* START Available records *
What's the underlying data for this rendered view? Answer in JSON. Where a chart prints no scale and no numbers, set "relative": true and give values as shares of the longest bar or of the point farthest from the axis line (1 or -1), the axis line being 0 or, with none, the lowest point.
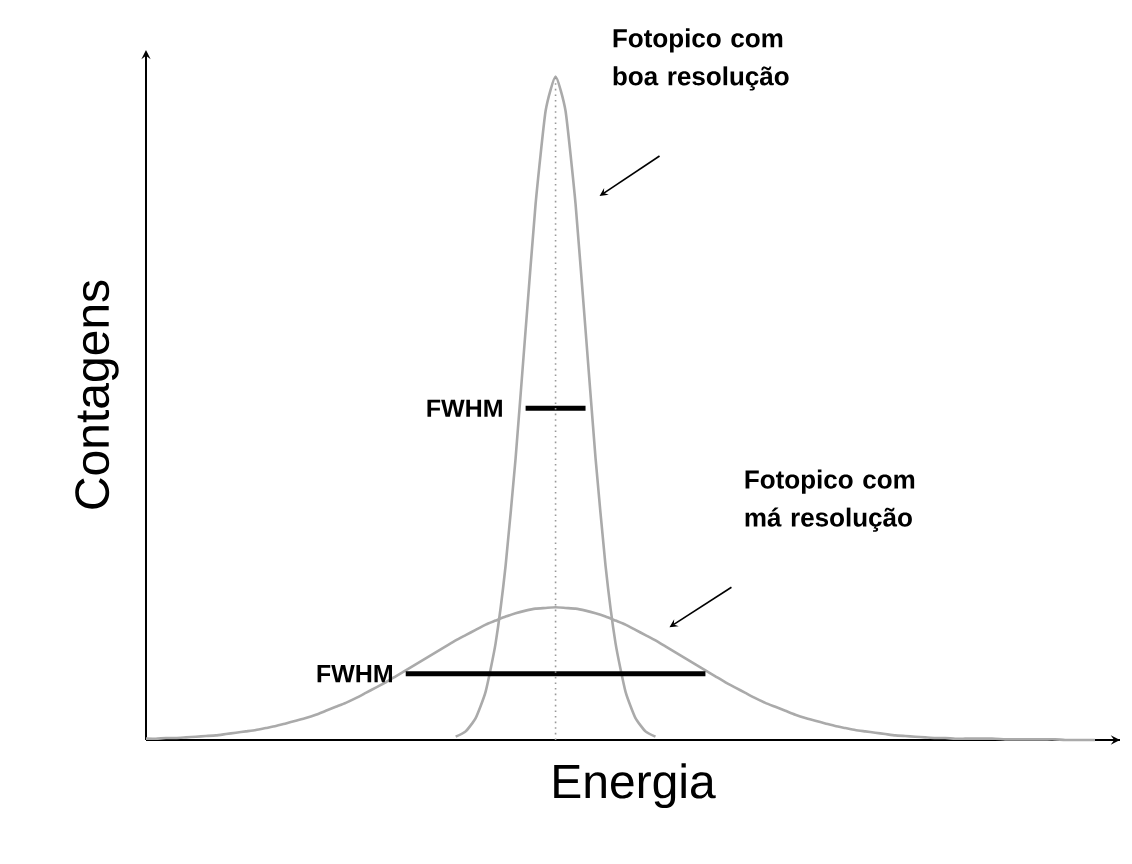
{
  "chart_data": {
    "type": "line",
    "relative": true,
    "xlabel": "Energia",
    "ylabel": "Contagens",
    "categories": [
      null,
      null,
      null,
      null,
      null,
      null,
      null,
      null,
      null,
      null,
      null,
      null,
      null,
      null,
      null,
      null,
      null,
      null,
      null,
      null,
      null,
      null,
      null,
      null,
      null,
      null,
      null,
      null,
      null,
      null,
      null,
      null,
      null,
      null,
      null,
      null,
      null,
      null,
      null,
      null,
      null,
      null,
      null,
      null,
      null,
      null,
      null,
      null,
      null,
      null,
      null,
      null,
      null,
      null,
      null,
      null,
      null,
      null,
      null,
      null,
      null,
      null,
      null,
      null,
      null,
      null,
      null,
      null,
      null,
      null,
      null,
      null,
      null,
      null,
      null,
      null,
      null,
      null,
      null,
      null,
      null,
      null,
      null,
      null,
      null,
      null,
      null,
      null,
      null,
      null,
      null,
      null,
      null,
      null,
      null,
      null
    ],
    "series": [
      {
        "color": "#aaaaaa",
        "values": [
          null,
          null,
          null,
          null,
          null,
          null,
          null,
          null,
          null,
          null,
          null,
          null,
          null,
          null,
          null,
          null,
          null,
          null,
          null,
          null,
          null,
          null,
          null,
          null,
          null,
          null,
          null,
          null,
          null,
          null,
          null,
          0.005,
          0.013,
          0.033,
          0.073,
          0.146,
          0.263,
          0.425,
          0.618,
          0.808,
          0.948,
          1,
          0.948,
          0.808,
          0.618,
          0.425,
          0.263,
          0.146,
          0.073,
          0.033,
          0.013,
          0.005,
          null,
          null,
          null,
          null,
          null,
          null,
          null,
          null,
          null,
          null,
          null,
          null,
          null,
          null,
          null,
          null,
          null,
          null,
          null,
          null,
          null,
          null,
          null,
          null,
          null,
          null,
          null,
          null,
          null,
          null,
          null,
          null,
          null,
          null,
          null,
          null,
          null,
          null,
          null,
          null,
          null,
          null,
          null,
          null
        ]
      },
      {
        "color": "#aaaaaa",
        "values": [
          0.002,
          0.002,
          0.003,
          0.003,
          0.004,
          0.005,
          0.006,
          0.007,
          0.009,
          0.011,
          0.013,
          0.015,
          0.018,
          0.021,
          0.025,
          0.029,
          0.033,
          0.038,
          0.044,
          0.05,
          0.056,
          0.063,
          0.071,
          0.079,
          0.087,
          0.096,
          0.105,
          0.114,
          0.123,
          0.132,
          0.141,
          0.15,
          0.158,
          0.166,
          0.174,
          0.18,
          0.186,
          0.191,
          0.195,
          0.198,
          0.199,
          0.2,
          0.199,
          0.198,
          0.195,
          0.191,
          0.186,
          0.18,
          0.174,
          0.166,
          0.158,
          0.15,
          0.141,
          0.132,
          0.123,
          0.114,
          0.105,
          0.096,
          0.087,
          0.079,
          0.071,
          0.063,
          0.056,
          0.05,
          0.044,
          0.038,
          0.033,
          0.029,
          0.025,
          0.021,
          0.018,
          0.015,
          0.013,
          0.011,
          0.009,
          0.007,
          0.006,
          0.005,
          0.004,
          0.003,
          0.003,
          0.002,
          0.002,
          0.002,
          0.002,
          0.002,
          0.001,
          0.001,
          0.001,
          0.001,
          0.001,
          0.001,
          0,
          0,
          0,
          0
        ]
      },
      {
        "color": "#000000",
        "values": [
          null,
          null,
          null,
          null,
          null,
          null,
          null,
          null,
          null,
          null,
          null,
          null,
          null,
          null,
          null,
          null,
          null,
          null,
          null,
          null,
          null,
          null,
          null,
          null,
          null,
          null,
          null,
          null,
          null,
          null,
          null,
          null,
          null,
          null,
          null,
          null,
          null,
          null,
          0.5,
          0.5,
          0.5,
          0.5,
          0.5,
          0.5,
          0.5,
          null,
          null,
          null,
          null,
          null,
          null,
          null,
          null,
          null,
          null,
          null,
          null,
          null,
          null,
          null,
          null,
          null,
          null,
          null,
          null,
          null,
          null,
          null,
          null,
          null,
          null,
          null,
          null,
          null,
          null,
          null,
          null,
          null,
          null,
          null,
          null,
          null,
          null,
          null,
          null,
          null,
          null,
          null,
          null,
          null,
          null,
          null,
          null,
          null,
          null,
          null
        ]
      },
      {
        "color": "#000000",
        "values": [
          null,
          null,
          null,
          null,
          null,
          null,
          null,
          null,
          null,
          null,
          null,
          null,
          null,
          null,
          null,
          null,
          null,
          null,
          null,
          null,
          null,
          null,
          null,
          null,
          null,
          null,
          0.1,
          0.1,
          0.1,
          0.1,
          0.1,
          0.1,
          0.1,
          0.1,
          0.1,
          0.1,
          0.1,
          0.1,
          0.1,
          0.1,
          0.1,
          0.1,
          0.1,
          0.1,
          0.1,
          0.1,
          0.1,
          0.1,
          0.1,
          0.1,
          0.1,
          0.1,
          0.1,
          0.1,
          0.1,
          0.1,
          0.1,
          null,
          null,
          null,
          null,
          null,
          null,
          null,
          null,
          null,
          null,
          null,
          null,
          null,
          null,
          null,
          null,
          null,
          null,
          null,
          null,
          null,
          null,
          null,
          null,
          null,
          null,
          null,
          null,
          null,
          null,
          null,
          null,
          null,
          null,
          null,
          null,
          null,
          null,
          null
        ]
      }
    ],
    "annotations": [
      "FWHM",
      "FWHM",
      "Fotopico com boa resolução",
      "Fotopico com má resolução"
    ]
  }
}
* END Available records *
_Given task_
Select all lines in the listing that include the word "resolução".

_Solution to the exercise_
      "Fotopico com boa resolução",
      "Fotopico com má resolução"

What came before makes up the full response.